(Dataset excerpts)
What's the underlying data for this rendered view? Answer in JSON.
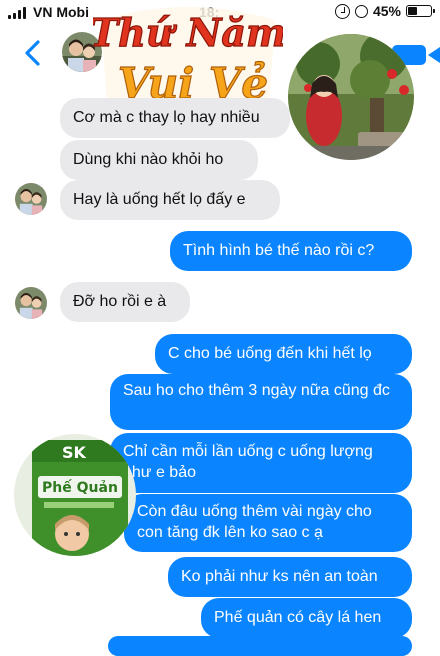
{
  "status_bar": {
    "carrier": "VN Mobi",
    "time": "18:",
    "battery": "45%",
    "battery_level": 0.45
  },
  "header": {
    "back_icon": "chevron-left-icon",
    "video_icon": "video-call-icon"
  },
  "sticker": {
    "title_line1": "Thứ Năm",
    "title_line2": "Vui Vẻ",
    "book_brand": "SK",
    "book_title": "Phế Quản"
  },
  "colors": {
    "outgoing_bubble": "#0a84ff",
    "incoming_bubble": "#e9e9eb",
    "accent": "#0a84ff"
  },
  "messages": [
    {
      "direction": "incoming",
      "text": "Cơ mà c thay lọ hay nhiều"
    },
    {
      "direction": "incoming",
      "text": "Dùng khi nào khỏi ho"
    },
    {
      "direction": "incoming",
      "text": "Hay là uống hết lọ đấy e"
    },
    {
      "direction": "outgoing",
      "text": "Tình hình bé thế nào rồi c?"
    },
    {
      "direction": "incoming",
      "text": "Đỡ ho rồi e à"
    },
    {
      "direction": "outgoing",
      "text": "C cho bé uống đến khi hết lọ"
    },
    {
      "direction": "outgoing",
      "text": "Sau ho cho thêm 3 ngày nữa cũng đc"
    },
    {
      "direction": "outgoing",
      "text": "Chỉ cần mỗi lần uống c uống lượng như e bảo"
    },
    {
      "direction": "outgoing",
      "text": "Còn đâu uống thêm vài ngày cho con tăng đk lên ko sao c ạ"
    },
    {
      "direction": "outgoing",
      "text": "Ko phải như ks nên an toàn"
    },
    {
      "direction": "outgoing",
      "text": "Phế quản có cây lá hen"
    }
  ]
}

▶ **What the exercise asks**:
Transcribe the entries above verbatim, omitting their pictures.

▶ **The completed task**:
What's the underlying data for this rendered view? Answer in JSON.
{
  "status_bar": {
    "carrier": "VN Mobi",
    "time": "18:",
    "battery": "45%",
    "battery_level": 0.45
  },
  "header": {
    "back_icon": "chevron-left-icon",
    "video_icon": "video-call-icon"
  },
  "sticker": {
    "title_line1": "Thứ Năm",
    "title_line2": "Vui Vẻ",
    "book_brand": "SK",
    "book_title": "Phế Quản"
  },
  "colors": {
    "outgoing_bubble": "#0a84ff",
    "incoming_bubble": "#e9e9eb",
    "accent": "#0a84ff"
  },
  "messages": [
    {
      "direction": "incoming",
      "text": "Cơ mà c thay lọ hay nhiều"
    },
    {
      "direction": "incoming",
      "text": "Dùng khi nào khỏi ho"
    },
    {
      "direction": "incoming",
      "text": "Hay là uống hết lọ đấy e"
    },
    {
      "direction": "outgoing",
      "text": "Tình hình bé thế nào rồi c?"
    },
    {
      "direction": "incoming",
      "text": "Đỡ ho rồi e à"
    },
    {
      "direction": "outgoing",
      "text": "C cho bé uống đến khi hết lọ"
    },
    {
      "direction": "outgoing",
      "text": "Sau ho cho thêm 3 ngày nữa cũng đc"
    },
    {
      "direction": "outgoing",
      "text": "Chỉ cần mỗi lần uống c uống lượng như e bảo"
    },
    {
      "direction": "outgoing",
      "text": "Còn đâu uống thêm vài ngày cho con tăng đk lên ko sao c ạ"
    },
    {
      "direction": "outgoing",
      "text": "Ko phải như ks nên an toàn"
    },
    {
      "direction": "outgoing",
      "text": "Phế quản có cây lá hen"
    }
  ]
}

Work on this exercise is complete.